What is asked: Where the word "habeat" occurs in a line, return that line.

Records shown:

----

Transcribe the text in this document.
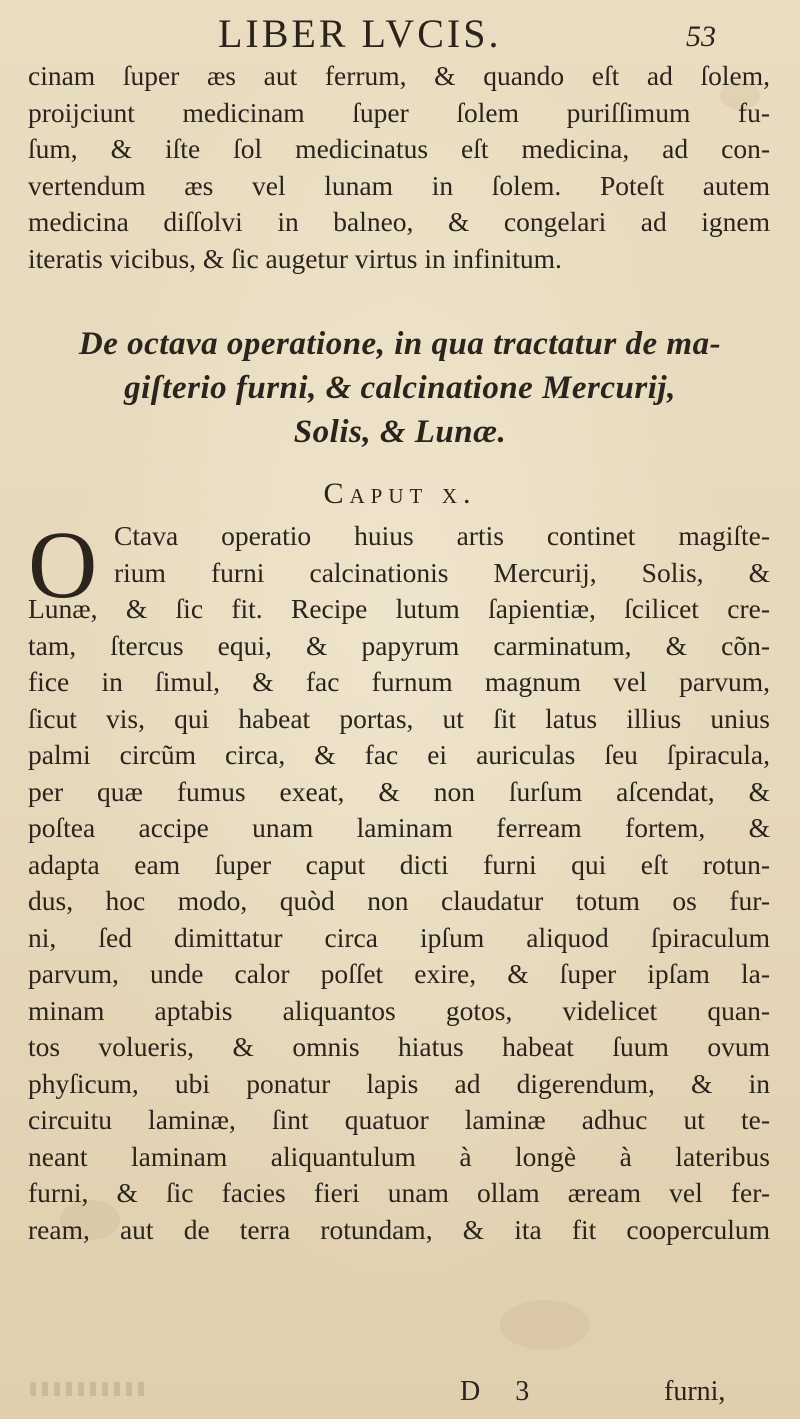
LIBER LVCIS.	53
cinam ſuper æs aut ferrum, & quando eſt ad ſolem,
proijciunt medicinam ſuper ſolem puriſſimum fu-
ſum, & iſte ſol medicinatus eſt medicina, ad con-
vertendum æs vel lunam in ſolem. Poteſt autem
medicina diſſolvi in balneo, & congelari ad ignem
iteratis vicibus, & ſic augetur virtus in infinitum.
De octava operatione, in qua tractatur de ma-
giſterio furni, & calcinatione Mercurij,
Solis, & Lunæ.
Caput x.
O Ctava operatio huius artis continet magiſte-
rium furni calcinationis Mercurij, Solis, &
Lunæ, & ſic fit. Recipe lutum ſapientiæ, ſcilicet cre-
tam, ſtercus equi, & papyrum carminatum, & cõn-
fice in ſimul, & fac furnum magnum vel parvum,
ſicut vis, qui habeat portas, ut ſit latus illius unius
palmi circũm circa, & fac ei auriculas ſeu ſpiracula,
per quæ fumus exeat, & non ſurſum aſcendat, &
poſtea accipe unam laminam ferream fortem, &
adapta eam ſuper caput dicti furni qui eſt rotun-
dus, hoc modo, quòd non claudatur totum os fur-
ni, ſed dimittatur circa ipſum aliquod ſpiraculum
parvum, unde calor poſſet exire, & ſuper ipſam la-
minam aptabis aliquantos gotos, videlicet quan-
tos volueris, & omnis hiatus habeat ſuum ovum
phyſicum, ubi ponatur lapis ad digerendum, & in
circuitu laminæ, ſint quatuor laminæ adhuc ut te-
neant laminam aliquantulum à longè à lateribus
furni, & ſic facies fieri unam ollam æream vel fer-
ream, aut de terra rotundam, & ita fit cooperculum
D 3	furni,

----

Output for this task:
ſicut vis, qui habeat portas, ut ſit latus illius unius
tos volueris, & omnis hiatus habeat ſuum ovum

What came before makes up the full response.